[Element placement data]
§

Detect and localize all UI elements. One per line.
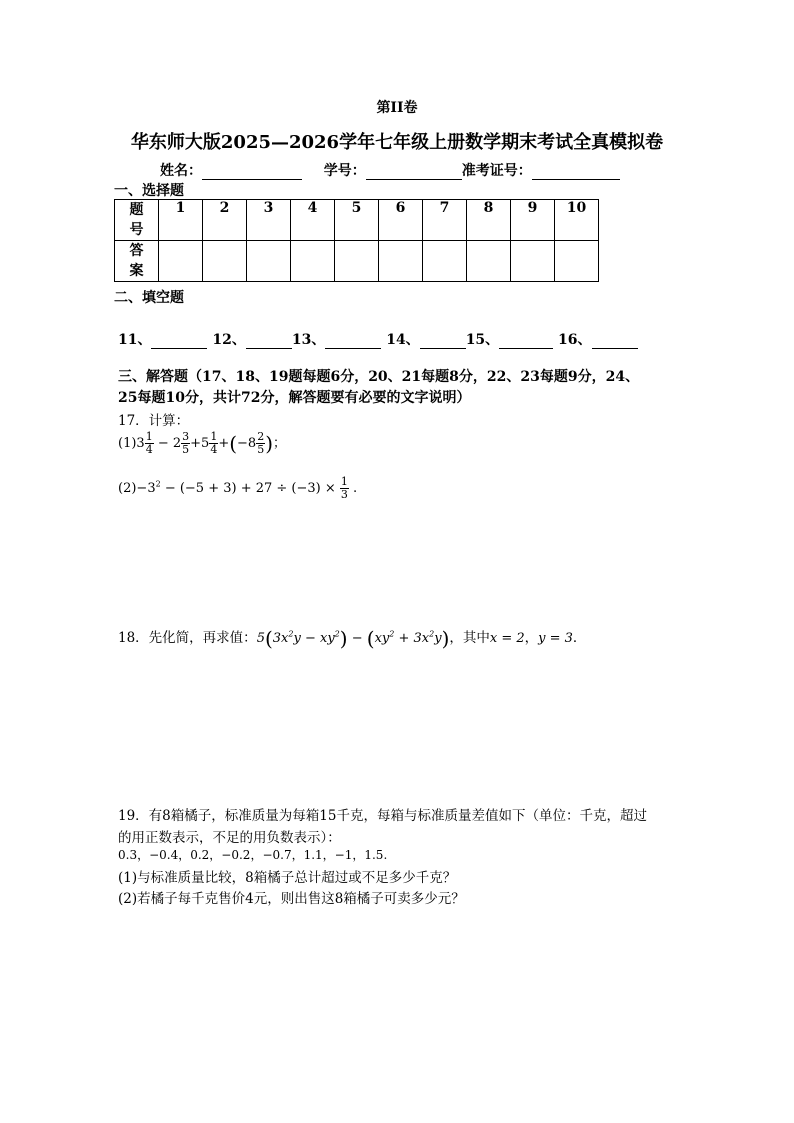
question-number-cell: 7 — [423, 200, 467, 241]
fill-item-16: 16、 — [558, 332, 592, 348]
question-number-cell: 4 — [291, 200, 335, 241]
student-id-blank[interactable] — [366, 163, 462, 180]
q18-line: 18．先化简，再求值：$5(3x^2y - xy^2) - (xy^2 + 3x^2y)$，其中x = 2，y = 3． — [118, 626, 587, 651]
fill-item-15: 15、 — [465, 332, 500, 348]
question-number-cell: 5 — [335, 200, 379, 241]
name-label: 姓名： — [160, 163, 202, 179]
answer-cell[interactable] — [159, 241, 203, 282]
question-number-cell: 3 — [247, 200, 291, 241]
answer-cell[interactable] — [467, 241, 511, 282]
answer-table-answer-row — [115, 241, 599, 282]
q18-y-value: y = 3 — [538, 631, 573, 646]
blank-12[interactable] — [246, 334, 292, 349]
volume-label: 第II卷 — [376, 100, 418, 116]
section1-heading: 一、选择题 — [114, 183, 184, 199]
q17-part1-label: (1) — [118, 436, 137, 451]
section2-heading: 二、填空题 — [114, 290, 184, 306]
answer-cell[interactable] — [379, 241, 423, 282]
fill-item-14: 14、 — [386, 332, 420, 348]
q18-label: 18．先化简，再求值： — [118, 630, 257, 646]
blank-13[interactable] — [325, 334, 381, 349]
q19-part2: (2)若橘子每千克售价4元，则出售这8箱橘子可卖多少元？ — [118, 891, 465, 907]
answer-cell[interactable] — [335, 241, 379, 282]
question-number-cell: 2 — [203, 200, 247, 241]
exam-number-label: 准考证号： — [461, 163, 532, 179]
blank-11[interactable] — [151, 334, 207, 349]
answer-cell[interactable] — [203, 241, 247, 282]
fill-item-11: 11、 — [118, 332, 152, 348]
answer-cell[interactable] — [247, 241, 291, 282]
q18-expression: $5(3x^2y - xy^2) - (xy^2 + 3x^2y)$ — [256, 626, 450, 651]
row-label-number: 题号 — [115, 200, 159, 241]
q17-part2-label: (2) — [118, 481, 137, 496]
fill-item-12: 12、 — [212, 332, 246, 348]
question-number-cell: 1 — [159, 200, 203, 241]
q17-part2-expression: $(2)-3^2 - (-5 + 3) + 27 \div (-3)$ × $\frac{1}{3}$ . — [118, 475, 358, 501]
exam-number-blank[interactable] — [532, 163, 620, 180]
blank-16[interactable] — [592, 334, 638, 349]
q18-x-value: x = 2 — [489, 631, 525, 646]
question-number-cell: 9 — [511, 200, 555, 241]
q18-condition-label: ，其中 — [449, 630, 490, 646]
blank-15[interactable] — [499, 334, 553, 349]
question-number-cell: 8 — [467, 200, 511, 241]
q17-label: 17．计算： — [118, 413, 190, 429]
student-id-label: 学号： — [323, 163, 366, 179]
q17-part1-expression: (1)3 $\frac{1}{4}$ − 2 $\frac{3}{5}$ +5 $\frac{1}{4}$ +(−8 $\frac{2}{5}$ )； — [118, 430, 287, 456]
answer-cell[interactable] — [423, 241, 467, 282]
answer-cell[interactable] — [511, 241, 555, 282]
q19-line1: 19．有8箱橘子，标准质量为每箱15千克，每箱与标准质量差值如下（单位：千克，超过 — [118, 808, 647, 824]
exam-title: 华东师大版2025—2026学年七年级上册数学期末考试全真模拟卷 — [130, 132, 664, 153]
answer-cell[interactable] — [291, 241, 335, 282]
q19-part1: (1)与标准质量比较，8箱橘子总计超过或不足多少千克？ — [118, 870, 457, 886]
section3-heading-line1: 三、解答题（17、18、19题每题6分，20、21每题8分，22、23每题9分，24、 — [118, 369, 640, 385]
section3-heading-line2: 25每题10分，共计72分，解答题要有必要的文字说明） — [118, 390, 471, 406]
question-number-cell: 10 — [555, 200, 599, 241]
student-info-line — [160, 160, 620, 180]
answer-cell[interactable] — [555, 241, 599, 282]
fill-item-13: 13、 — [291, 332, 326, 348]
q19-line2: 的用正数表示，不足的用负数表示）： — [118, 830, 341, 846]
row-label-answer: 答案 — [115, 241, 159, 282]
question-number-cell: 6 — [379, 200, 423, 241]
answer-table — [114, 199, 599, 282]
q19-values: 0.3，−0.4，0.2，−0.2，−0.7，1.1，−1，1.5. — [118, 848, 388, 862]
fill-blank-line — [118, 329, 638, 349]
blank-14[interactable] — [420, 334, 466, 349]
name-blank[interactable] — [202, 163, 302, 180]
answer-table-number-row — [115, 200, 599, 241]
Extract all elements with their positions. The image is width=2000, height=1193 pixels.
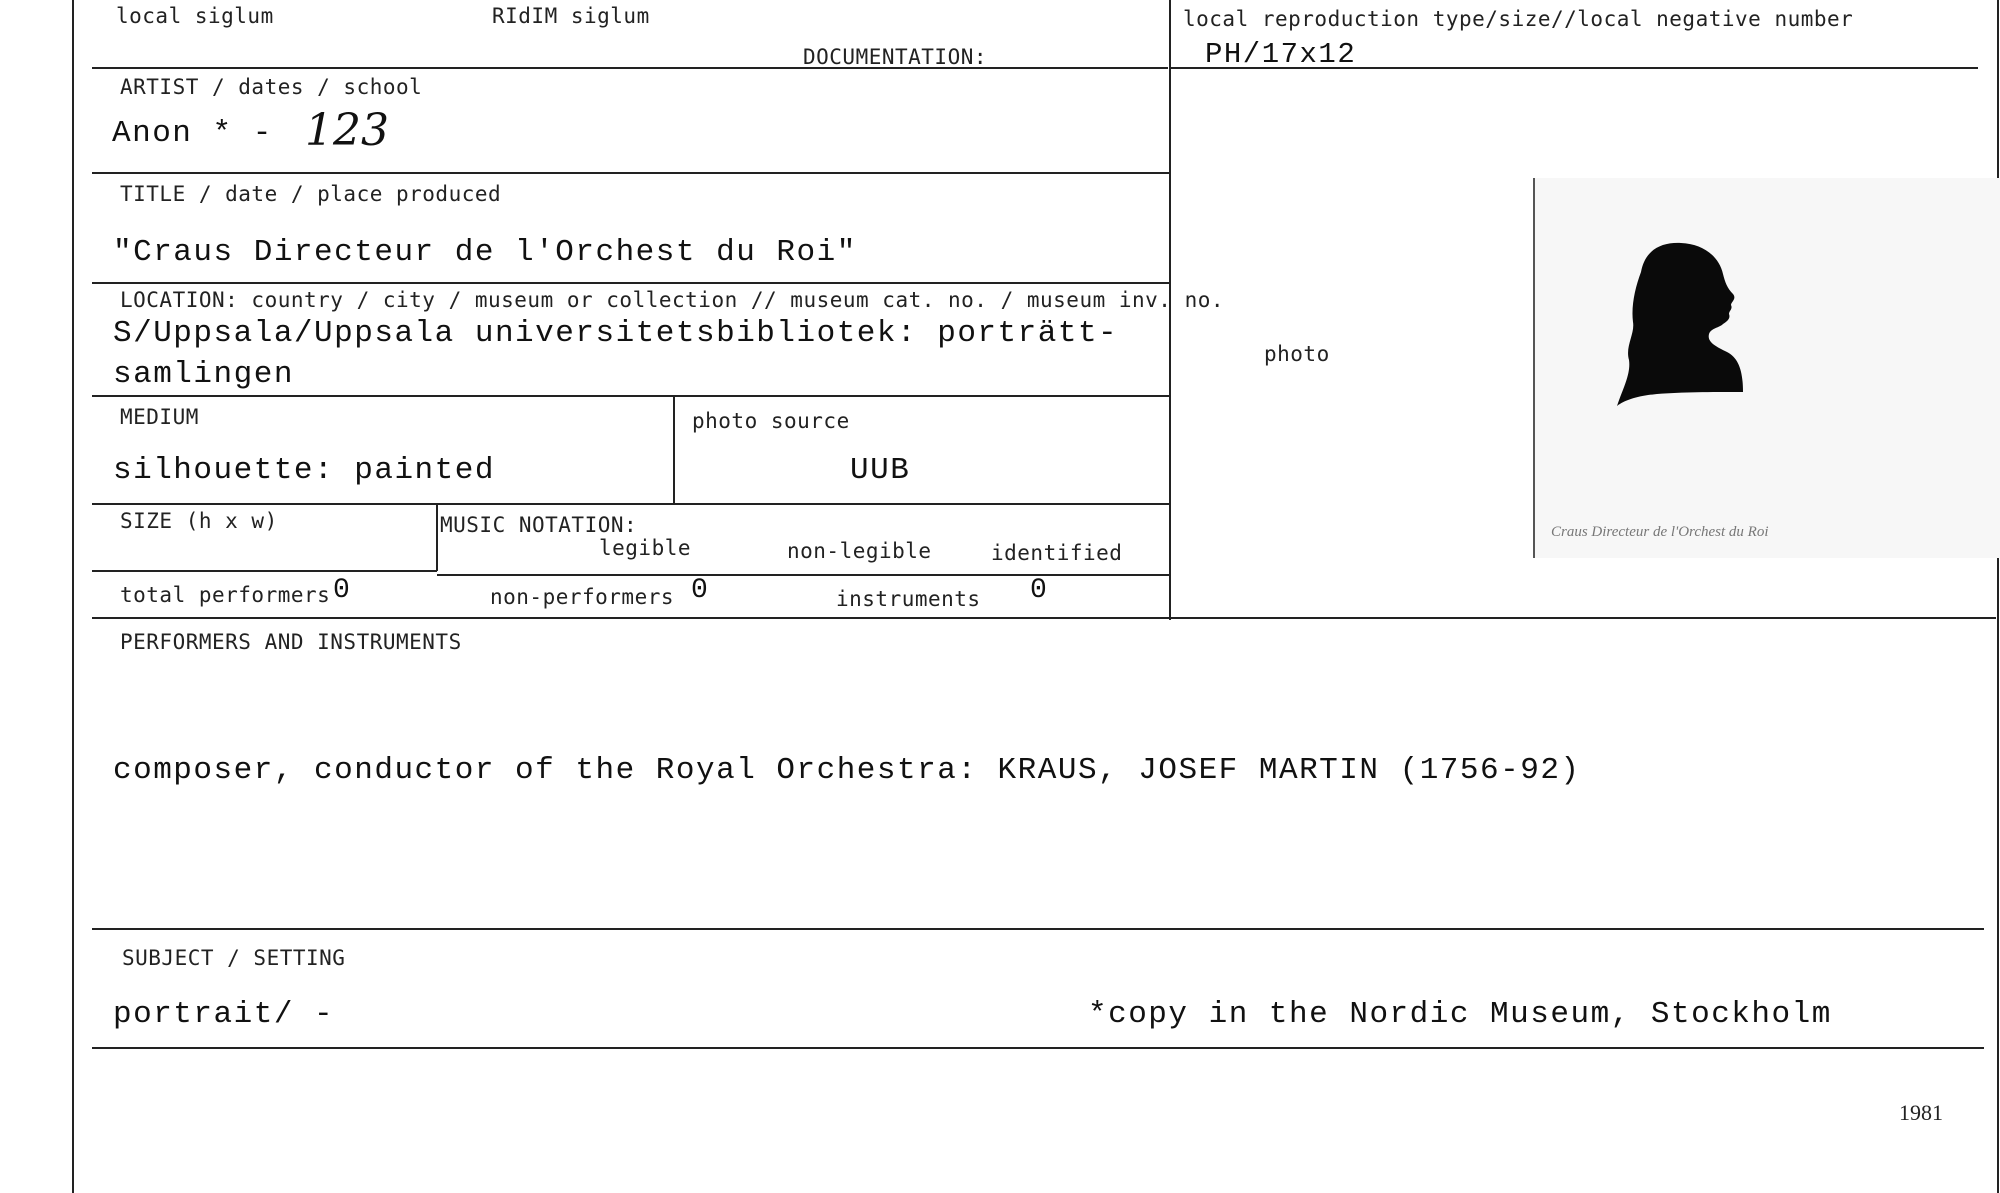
medium-value: silhouette: painted <box>113 453 495 488</box>
artist-value: Anon * - <box>112 116 273 151</box>
artist-rule <box>92 172 1170 174</box>
reproduction-value: PH/17x12 <box>1205 38 1357 71</box>
location-line-1: S/Uppsala/Uppsala universitetsbibliotek: porträtt- <box>113 316 1119 351</box>
location-rule <box>92 395 1170 397</box>
header-rule <box>92 67 1168 69</box>
artist-label: ARTIST / dates / school <box>120 75 423 99</box>
notation-non-legible: non-legible <box>787 539 932 563</box>
subject-note: *copy in the Nordic Museum, Stockholm <box>1088 997 1832 1032</box>
performers-value: composer, conductor of the Royal Orchestra: KRAUS, JOSEF MARTIN (1756-92) <box>113 753 1581 788</box>
location-label: LOCATION: country / city / museum or collection // museum cat. no. / museum inv. no. <box>120 288 1225 312</box>
medium-rule <box>92 503 1170 505</box>
ridim-siglum-label: RIdIM siglum <box>492 4 650 28</box>
photo-source-label: photo source <box>692 409 850 433</box>
performers-rule <box>92 928 1984 930</box>
photo-source-value: UUB <box>850 453 911 488</box>
instruments-label: instruments <box>836 587 981 611</box>
local-siglum-label: local siglum <box>116 4 274 28</box>
card-left-border <box>72 0 74 1193</box>
size-rule <box>92 570 437 572</box>
non-performers-value: 0 <box>691 575 710 606</box>
non-performers-label: non-performers <box>490 585 675 609</box>
medium-label: MEDIUM <box>120 405 199 429</box>
notation-legible: legible <box>599 536 692 560</box>
total-performers-value: 0 <box>333 575 352 606</box>
title-rule <box>92 282 1170 284</box>
notation-rule <box>437 574 1170 576</box>
title-label: TITLE / date / place produced <box>120 182 502 206</box>
total-performers-label: total performers <box>120 583 331 607</box>
documentation-label: DOCUMENTATION: <box>803 45 988 69</box>
performers-label: PERFORMERS AND INSTRUMENTS <box>120 630 462 654</box>
photo-print <box>1533 178 2000 558</box>
reproduction-label: local reproduction type/size//local negative number <box>1183 7 1854 31</box>
photo-caption: Craus Directeur de l'Orchest du Roi <box>1551 524 1769 540</box>
notation-identified: identified <box>991 541 1123 565</box>
music-notation-label: MUSIC NOTATION: <box>440 513 638 537</box>
size-label: SIZE (h x w) <box>120 509 278 533</box>
silhouette-portrait <box>1533 178 2000 558</box>
footer-year: 1981 <box>1899 1100 1943 1125</box>
size-divider <box>436 504 438 571</box>
title-value: "Craus Directeur de l'Orchest du Roi" <box>113 235 857 270</box>
subject-value: portrait/ - <box>113 997 335 1032</box>
medium-divider <box>673 396 675 504</box>
subject-rule <box>92 1047 1984 1049</box>
photo-label: photo <box>1264 342 1330 366</box>
counts-rule <box>92 617 1996 619</box>
artist-handwritten-number: 123 <box>305 105 389 156</box>
location-line-2: samlingen <box>113 357 294 392</box>
instruments-value: 0 <box>1030 575 1049 606</box>
subject-label: SUBJECT / SETTING <box>122 946 346 970</box>
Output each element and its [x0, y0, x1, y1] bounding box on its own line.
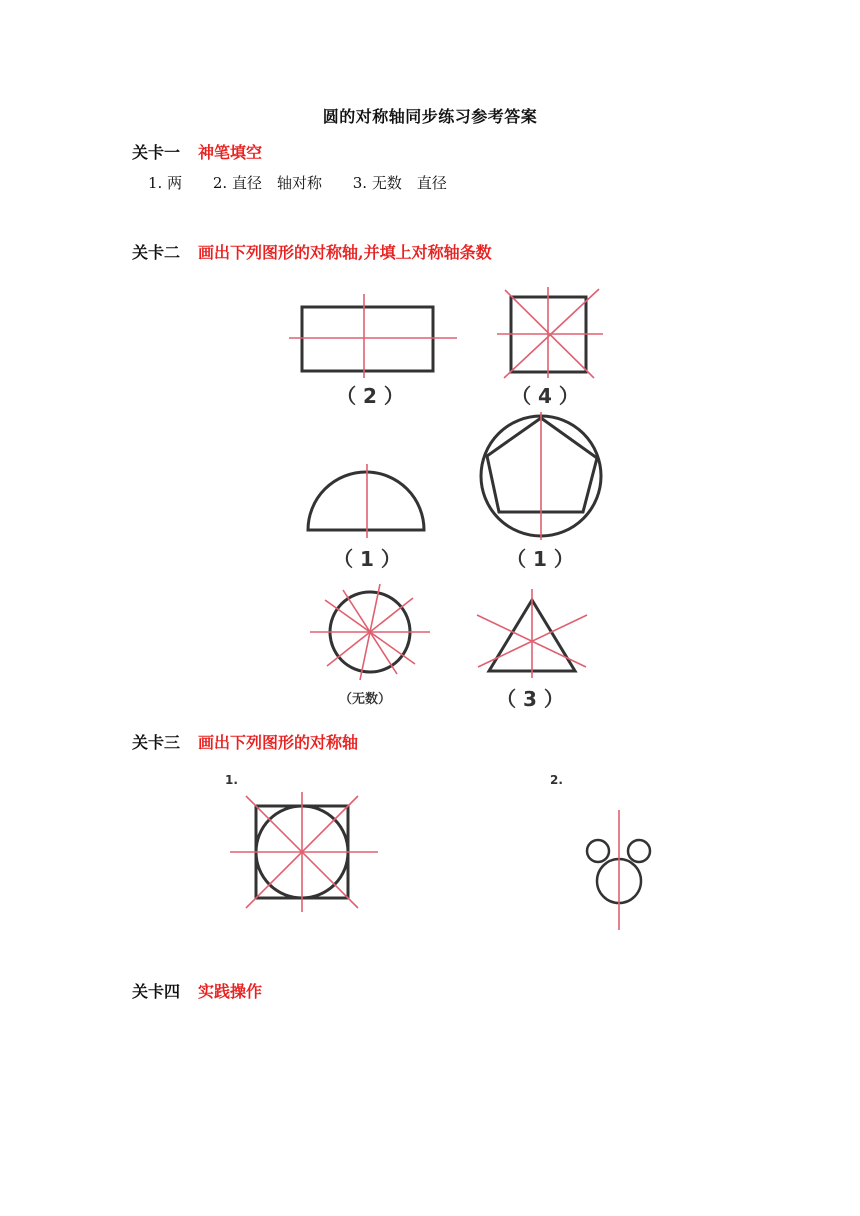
section-topic: 实践操作: [198, 982, 263, 1001]
section-label: 关卡三: [132, 733, 181, 752]
rectangle-figure: [285, 290, 465, 380]
mouse-head-figure: [575, 808, 665, 933]
section-label: 关卡二: [132, 243, 181, 262]
section-label: 关卡一: [132, 143, 181, 162]
question-number-1: 1.: [225, 773, 238, 787]
question-number-2: 2.: [550, 773, 563, 787]
section-heading-2: [132, 240, 492, 263]
pentagon-figure: [475, 408, 610, 543]
section-heading-1: [132, 140, 262, 163]
triangle-figure: [475, 585, 590, 680]
square-circle-figure: [228, 790, 383, 915]
section-topic: 画出下列图形的对称轴,并填上对称轴条数: [198, 243, 492, 262]
square-axis-count: （ 4 ）: [511, 384, 579, 408]
answer-2: 2. 直径 轴对称: [212, 174, 322, 192]
document-title: 圆的对称轴同步练习参考答案: [322, 107, 538, 126]
circle-axis-count: （无数）: [338, 692, 392, 707]
answer-3: 3. 无数 直径: [352, 174, 447, 192]
pentagon-axis-count: （ 1 ）: [506, 547, 574, 571]
answers-row: [148, 172, 473, 193]
semicircle-figure: [300, 460, 435, 540]
section-heading-3: [132, 730, 358, 753]
triangle-axis-count: （ 3 ）: [496, 687, 564, 711]
section-heading-4: [132, 979, 262, 1002]
section-label: 关卡四: [132, 982, 181, 1001]
circle-figure: [305, 580, 435, 685]
answer-1: 1. 两: [148, 174, 183, 192]
section-topic: 神笔填空: [198, 143, 263, 162]
rectangle-axis-count: （ 2 ）: [336, 384, 404, 408]
section-topic: 画出下列图形的对称轴: [198, 733, 359, 752]
semicircle-axis-count: （ 1 ）: [333, 547, 401, 571]
square-figure: [495, 285, 610, 380]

§

▶ **Problem to solve**: From the records above, pull out each line that contains the string "silhouette" and copy it unchanged.

▶ **Exercise answer**:
medium-value: silhouette: painted <box>113 453 495 488</box>
silhouette-portrait <box>1533 178 2000 558</box>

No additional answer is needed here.